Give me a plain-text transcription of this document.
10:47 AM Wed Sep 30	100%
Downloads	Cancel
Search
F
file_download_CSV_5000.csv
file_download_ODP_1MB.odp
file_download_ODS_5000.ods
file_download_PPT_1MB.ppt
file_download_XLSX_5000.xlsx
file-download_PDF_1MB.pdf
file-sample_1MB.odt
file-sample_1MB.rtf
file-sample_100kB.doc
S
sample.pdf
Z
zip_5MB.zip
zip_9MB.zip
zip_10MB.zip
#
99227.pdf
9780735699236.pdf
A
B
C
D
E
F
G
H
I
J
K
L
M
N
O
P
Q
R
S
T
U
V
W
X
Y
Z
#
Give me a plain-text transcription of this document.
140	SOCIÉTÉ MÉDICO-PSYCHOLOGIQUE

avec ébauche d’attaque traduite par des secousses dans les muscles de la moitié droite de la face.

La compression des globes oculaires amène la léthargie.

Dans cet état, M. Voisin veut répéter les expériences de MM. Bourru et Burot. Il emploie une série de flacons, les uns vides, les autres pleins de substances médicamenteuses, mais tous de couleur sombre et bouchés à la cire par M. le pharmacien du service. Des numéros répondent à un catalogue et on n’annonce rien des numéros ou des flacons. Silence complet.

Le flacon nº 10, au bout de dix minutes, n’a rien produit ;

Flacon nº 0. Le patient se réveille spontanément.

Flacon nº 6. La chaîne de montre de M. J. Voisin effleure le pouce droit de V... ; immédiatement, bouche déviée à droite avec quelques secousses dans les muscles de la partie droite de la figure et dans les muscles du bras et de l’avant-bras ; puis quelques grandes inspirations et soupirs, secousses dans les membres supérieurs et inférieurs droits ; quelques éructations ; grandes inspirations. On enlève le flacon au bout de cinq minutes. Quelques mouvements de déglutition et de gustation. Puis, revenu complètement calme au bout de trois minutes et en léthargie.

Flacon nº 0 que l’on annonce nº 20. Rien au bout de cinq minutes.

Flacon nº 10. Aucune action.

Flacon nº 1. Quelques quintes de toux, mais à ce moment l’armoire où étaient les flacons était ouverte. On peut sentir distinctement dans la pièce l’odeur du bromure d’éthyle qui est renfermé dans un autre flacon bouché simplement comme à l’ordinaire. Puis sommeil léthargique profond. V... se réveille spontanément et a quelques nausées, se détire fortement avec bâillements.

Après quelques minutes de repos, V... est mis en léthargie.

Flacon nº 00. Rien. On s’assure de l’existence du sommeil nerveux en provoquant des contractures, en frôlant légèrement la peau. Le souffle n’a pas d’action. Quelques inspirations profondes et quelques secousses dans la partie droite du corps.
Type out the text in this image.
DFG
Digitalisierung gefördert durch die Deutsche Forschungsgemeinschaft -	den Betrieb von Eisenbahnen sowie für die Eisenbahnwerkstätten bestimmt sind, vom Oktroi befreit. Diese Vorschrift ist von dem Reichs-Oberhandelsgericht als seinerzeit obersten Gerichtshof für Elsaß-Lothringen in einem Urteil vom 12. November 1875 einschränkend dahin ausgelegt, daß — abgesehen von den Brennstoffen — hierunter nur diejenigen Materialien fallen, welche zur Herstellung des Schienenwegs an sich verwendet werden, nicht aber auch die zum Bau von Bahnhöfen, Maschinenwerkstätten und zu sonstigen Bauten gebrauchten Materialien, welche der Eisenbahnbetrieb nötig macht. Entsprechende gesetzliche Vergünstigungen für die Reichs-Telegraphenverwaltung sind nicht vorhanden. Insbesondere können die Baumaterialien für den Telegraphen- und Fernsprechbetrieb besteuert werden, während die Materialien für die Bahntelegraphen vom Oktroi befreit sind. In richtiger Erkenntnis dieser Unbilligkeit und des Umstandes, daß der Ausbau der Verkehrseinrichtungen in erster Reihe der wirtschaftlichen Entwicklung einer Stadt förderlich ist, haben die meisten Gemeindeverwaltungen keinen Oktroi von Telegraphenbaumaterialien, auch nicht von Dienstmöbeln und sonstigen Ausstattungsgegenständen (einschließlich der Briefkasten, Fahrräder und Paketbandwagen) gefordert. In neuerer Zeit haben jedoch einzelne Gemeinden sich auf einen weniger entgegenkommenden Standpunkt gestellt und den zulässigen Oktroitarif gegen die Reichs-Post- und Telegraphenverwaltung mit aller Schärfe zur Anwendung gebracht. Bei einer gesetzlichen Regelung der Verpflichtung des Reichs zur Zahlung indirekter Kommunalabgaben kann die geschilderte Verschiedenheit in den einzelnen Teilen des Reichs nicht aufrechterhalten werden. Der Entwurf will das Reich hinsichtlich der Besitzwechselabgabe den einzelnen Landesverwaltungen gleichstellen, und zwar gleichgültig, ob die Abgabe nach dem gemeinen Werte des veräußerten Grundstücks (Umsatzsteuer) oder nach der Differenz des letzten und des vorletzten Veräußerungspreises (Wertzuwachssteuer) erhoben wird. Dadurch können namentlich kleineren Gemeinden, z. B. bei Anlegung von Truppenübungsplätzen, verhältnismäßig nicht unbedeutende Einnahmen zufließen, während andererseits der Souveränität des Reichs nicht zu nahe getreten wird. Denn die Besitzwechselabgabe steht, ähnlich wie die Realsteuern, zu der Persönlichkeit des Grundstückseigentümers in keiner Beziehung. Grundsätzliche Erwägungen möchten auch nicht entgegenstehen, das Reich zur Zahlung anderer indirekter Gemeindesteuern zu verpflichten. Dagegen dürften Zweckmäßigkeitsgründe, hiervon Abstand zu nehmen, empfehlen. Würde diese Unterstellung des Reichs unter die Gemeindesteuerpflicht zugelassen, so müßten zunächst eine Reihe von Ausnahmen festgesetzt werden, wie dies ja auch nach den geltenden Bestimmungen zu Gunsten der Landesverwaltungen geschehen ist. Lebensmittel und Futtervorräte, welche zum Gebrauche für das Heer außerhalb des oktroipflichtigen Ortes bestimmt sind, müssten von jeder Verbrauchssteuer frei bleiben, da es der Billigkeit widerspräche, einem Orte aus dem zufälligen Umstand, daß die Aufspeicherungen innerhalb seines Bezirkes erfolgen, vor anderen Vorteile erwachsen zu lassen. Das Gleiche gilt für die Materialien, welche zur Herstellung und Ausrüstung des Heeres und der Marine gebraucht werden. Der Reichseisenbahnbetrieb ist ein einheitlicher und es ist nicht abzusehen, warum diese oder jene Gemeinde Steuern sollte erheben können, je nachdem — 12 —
————————
Print the material verbatim, all of it.

EXERCISE OUTPUT:
Give me a plain-text transcription of this document.
10:47 AM Wed Sep 30	100%
Downloads	Cancel
Search
F
file_download_CSV_5000.csv
file_download_ODP_1MB.odp
file_download_ODS_5000.ods
file_download_PPT_1MB.ppt
file_download_XLSX_5000.xlsx
file-download_PDF_1MB.pdf
file-sample_1MB.odt
file-sample_1MB.rtf
file-sample_100kB.doc
S
sample.pdf
Z
zip_5MB.zip
zip_9MB.zip
zip_10MB.zip
#
99227.pdf
9780735699236.pdf
A
B
C
D
E
F
G
H
I
J
K
L
M
N
O
P
Q
R
S
T
U
V
W
X
Y
Z
#
Give me a plain-text transcription of this document.
140	SOCIÉTÉ MÉDICO-PSYCHOLOGIQUE

avec ébauche d’attaque traduite par des secousses dans les muscles de la moitié droite de la face.

La compression des globes oculaires amène la léthargie.

Dans cet état, M. Voisin veut répéter les expériences de MM. Bourru et Burot. Il emploie une série de flacons, les uns vides, les autres pleins de substances médicamenteuses, mais tous de couleur sombre et bouchés à la cire par M. le pharmacien du service. Des numéros répondent à un catalogue et on n’annonce rien des numéros ou des flacons. Silence complet.

Le flacon nº 10, au bout de dix minutes, n’a rien produit ;

Flacon nº 0. Le patient se réveille spontanément.

Flacon nº 6. La chaîne de montre de M. J. Voisin effleure le pouce droit de V... ; immédiatement, bouche déviée à droite avec quelques secousses dans les muscles de la partie droite de la figure et dans les muscles du bras et de l’avant-bras ; puis quelques grandes inspirations et soupirs, secousses dans les membres supérieurs et inférieurs droits ; quelques éructations ; grandes inspirations. On enlève le flacon au bout de cinq minutes. Quelques mouvements de déglutition et de gustation. Puis, revenu complètement calme au bout de trois minutes et en léthargie.

Flacon nº 0 que l’on annonce nº 20. Rien au bout de cinq minutes.

Flacon nº 10. Aucune action.

Flacon nº 1. Quelques quintes de toux, mais à ce moment l’armoire où étaient les flacons était ouverte. On peut sentir distinctement dans la pièce l’odeur du bromure d’éthyle qui est renfermé dans un autre flacon bouché simplement comme à l’ordinaire. Puis sommeil léthargique profond. V... se réveille spontanément et a quelques nausées, se détire fortement avec bâillements.

Après quelques minutes de repos, V... est mis en léthargie.

Flacon nº 00. Rien. On s’assure de l’existence du sommeil nerveux en provoquant des contractures, en frôlant légèrement la peau. Le souffle n’a pas d’action. Quelques inspirations profondes et quelques secousses dans la partie droite du corps.
Type out the text in this image.
DFG
Digitalisierung gefördert durch die Deutsche Forschungsgemeinschaft -	den Betrieb von Eisenbahnen sowie für die Eisenbahnwerkstätten bestimmt sind, vom Oktroi befreit. Diese Vorschrift ist von dem Reichs-Oberhandelsgericht als seinerzeit obersten Gerichtshof für Elsaß-Lothringen in einem Urteil vom 12. November 1875 einschränkend dahin ausgelegt, daß — abgesehen von den Brennstoffen — hierunter nur diejenigen Materialien fallen, welche zur Herstellung des Schienenwegs an sich verwendet werden, nicht aber auch die zum Bau von Bahnhöfen, Maschinenwerkstätten und zu sonstigen Bauten gebrauchten Materialien, welche der Eisenbahnbetrieb nötig macht. Entsprechende gesetzliche Vergünstigungen für die Reichs-Telegraphenverwaltung sind nicht vorhanden. Insbesondere können die Baumaterialien für den Telegraphen- und Fernsprechbetrieb besteuert werden, während die Materialien für die Bahntelegraphen vom Oktroi befreit sind. In richtiger Erkenntnis dieser Unbilligkeit und des Umstandes, daß der Ausbau der Verkehrseinrichtungen in erster Reihe der wirtschaftlichen Entwicklung einer Stadt förderlich ist, haben die meisten Gemeindeverwaltungen keinen Oktroi von Telegraphenbaumaterialien, auch nicht von Dienstmöbeln und sonstigen Ausstattungsgegenständen (einschließlich der Briefkasten, Fahrräder und Paketbandwagen) gefordert. In neuerer Zeit haben jedoch einzelne Gemeinden sich auf einen weniger entgegenkommenden Standpunkt gestellt und den zulässigen Oktroitarif gegen die Reichs-Post- und Telegraphenverwaltung mit aller Schärfe zur Anwendung gebracht. Bei einer gesetzlichen Regelung der Verpflichtung des Reichs zur Zahlung indirekter Kommunalabgaben kann die geschilderte Verschiedenheit in den einzelnen Teilen des Reichs nicht aufrechterhalten werden. Der Entwurf will das Reich hinsichtlich der Besitzwechselabgabe den einzelnen Landesverwaltungen gleichstellen, und zwar gleichgültig, ob die Abgabe nach dem gemeinen Werte des veräußerten Grundstücks (Umsatzsteuer) oder nach der Differenz des letzten und des vorletzten Veräußerungspreises (Wertzuwachssteuer) erhoben wird. Dadurch können namentlich kleineren Gemeinden, z. B. bei Anlegung von Truppenübungsplätzen, verhältnismäßig nicht unbedeutende Einnahmen zufließen, während andererseits der Souveränität des Reichs nicht zu nahe getreten wird. Denn die Besitzwechselabgabe steht, ähnlich wie die Realsteuern, zu der Persönlichkeit des Grundstückseigentümers in keiner Beziehung. Grundsätzliche Erwägungen möchten auch nicht entgegenstehen, das Reich zur Zahlung anderer indirekter Gemeindesteuern zu verpflichten. Dagegen dürften Zweckmäßigkeitsgründe, hiervon Abstand zu nehmen, empfehlen. Würde diese Unterstellung des Reichs unter die Gemeindesteuerpflicht zugelassen, so müßten zunächst eine Reihe von Ausnahmen festgesetzt werden, wie dies ja auch nach den geltenden Bestimmungen zu Gunsten der Landesverwaltungen geschehen ist. Lebensmittel und Futtervorräte, welche zum Gebrauche für das Heer außerhalb des oktroipflichtigen Ortes bestimmt sind, müssten von jeder Verbrauchssteuer frei bleiben, da es der Billigkeit widerspräche, einem Orte aus dem zufälligen Umstand, daß die Aufspeicherungen innerhalb seines Bezirkes erfolgen, vor anderen Vorteile erwachsen zu lassen. Das Gleiche gilt für die Materialien, welche zur Herstellung und Ausrüstung des Heeres und der Marine gebraucht werden. Der Reichseisenbahnbetrieb ist ein einheitlicher und es ist nicht abzusehen, warum diese oder jene Gemeinde Steuern sollte erheben können, je nachdem — 12 —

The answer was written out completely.